BEGIN Entries shown

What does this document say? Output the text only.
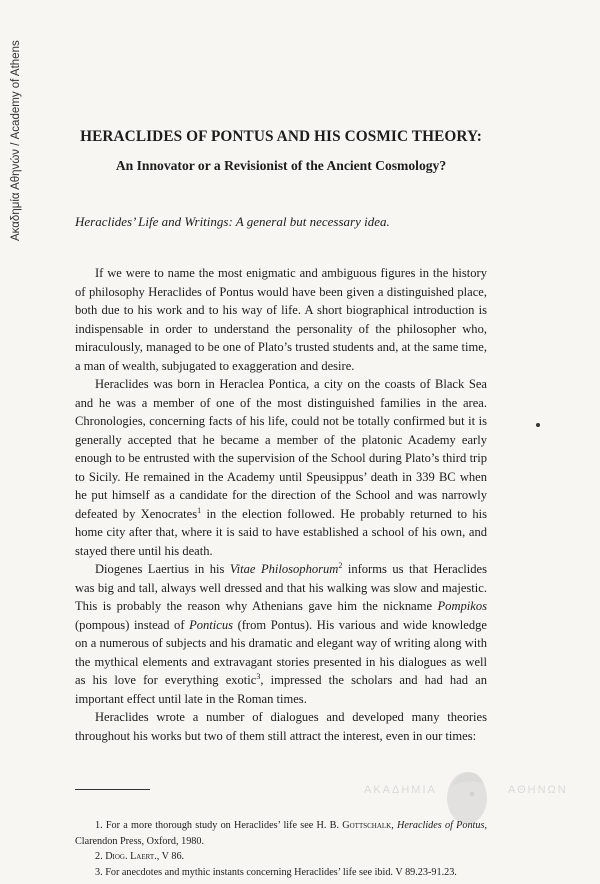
Ακαδημία Αθηνών / Academy of Athens	HERACLIDES OF PONTUS AND HIS COSMIC THEORY:
An Innovator or a Revisionist of the Ancient Cosmology?
Heraclides’ Life and Writings: A general but necessary idea.

If we were to name the most enigmatic and ambiguous figures in the history of philosophy Heraclides of Pontus would have been given a distinguished place, both due to his work and to his way of life. A short biographical introduction is indispensable in order to understand the personality of the philosopher who, miraculously, managed to be one of Plato’s trusted students and, at the same time, a man of wealth, subjugated to exaggeration and desire.

Heraclides was born in Heraclea Pontica, a city on the coasts of Black Sea and he was a member of one of the most distinguished families in the area. Chronologies, concerning facts of his life, could not be totally confirmed but it is generally accepted that he became a member of the platonic Academy early enough to be entrusted with the supervision of the School during Plato’s third trip to Sicily. He remained in the Academy until Speusippus’ death in 339 BC when he put himself as a candidate for the direction of the School and was narrowly defeated by Xenocrates$^1$ in the election followed. He probably returned to his home city after that, where it is said to have established a school of his own, and stayed there until his death.

Diogenes Laertius in his Vitae Philosophorum$^2$ informs us that Heraclides was big and tall, always well dressed and that his walking was slow and majestic. This is probably the reason why Athenians gave him the nickname Pompikos (pompous) instead of Ponticus (from Pontus). His various and wide knowledge on a numerous of subjects and his dramatic and elegant way of writing along with the mythical elements and extravagant stories presented in his dialogues as well as his love for everything exotic$^3$, impressed the scholars and had had an important effect until late in the Roman times.

Heraclides wrote a number of dialogues and developed many theories throughout his works but two of them still attract the interest, even in our times:

1. For a more thorough study on Heraclides’ life see H. B. Gottschalk, Heraclides of Pontus, Clarendon Press, Oxford, 1980.

2. Diog. Laert., V 86.

3. For anecdotes and mythic instants concerning Heraclides’ life see ibid. V 89.23-91.23.

ΑΚΑΔΗΜΙΑ	ΑΘΗΝΩΝ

END Entries shown

Exact copy, no pictures: reproduce every record as it stands.

◆ Task output:
What does this document say? Output the text only.
Ακαδημία Αθηνών / Academy of Athens	HERACLIDES OF PONTUS AND HIS COSMIC THEORY:
An Innovator or a Revisionist of the Ancient Cosmology?
Heraclides’ Life and Writings: A general but necessary idea.

If we were to name the most enigmatic and ambiguous figures in the history of philosophy Heraclides of Pontus would have been given a distinguished place, both due to his work and to his way of life. A short biographical introduction is indispensable in order to understand the personality of the philosopher who, miraculously, managed to be one of Plato’s trusted students and, at the same time, a man of wealth, subjugated to exaggeration and desire.

Heraclides was born in Heraclea Pontica, a city on the coasts of Black Sea and he was a member of one of the most distinguished families in the area. Chronologies, concerning facts of his life, could not be totally confirmed but it is generally accepted that he became a member of the platonic Academy early enough to be entrusted with the supervision of the School during Plato’s third trip to Sicily. He remained in the Academy until Speusippus’ death in 339 BC when he put himself as a candidate for the direction of the School and was narrowly defeated by Xenocrates$^1$ in the election followed. He probably returned to his home city after that, where it is said to have established a school of his own, and stayed there until his death.

Diogenes Laertius in his Vitae Philosophorum$^2$ informs us that Heraclides was big and tall, always well dressed and that his walking was slow and majestic. This is probably the reason why Athenians gave him the nickname Pompikos (pompous) instead of Ponticus (from Pontus). His various and wide knowledge on a numerous of subjects and his dramatic and elegant way of writing along with the mythical elements and extravagant stories presented in his dialogues as well as his love for everything exotic$^3$, impressed the scholars and had had an important effect until late in the Roman times.

Heraclides wrote a number of dialogues and developed many theories throughout his works but two of them still attract the interest, even in our times:

1. For a more thorough study on Heraclides’ life see H. B. Gottschalk, Heraclides of Pontus, Clarendon Press, Oxford, 1980.

2. Diog. Laert., V 86.

3. For anecdotes and mythic instants concerning Heraclides’ life see ibid. V 89.23-91.23.

ΑΚΑΔΗΜΙΑ	ΑΘΗΝΩΝ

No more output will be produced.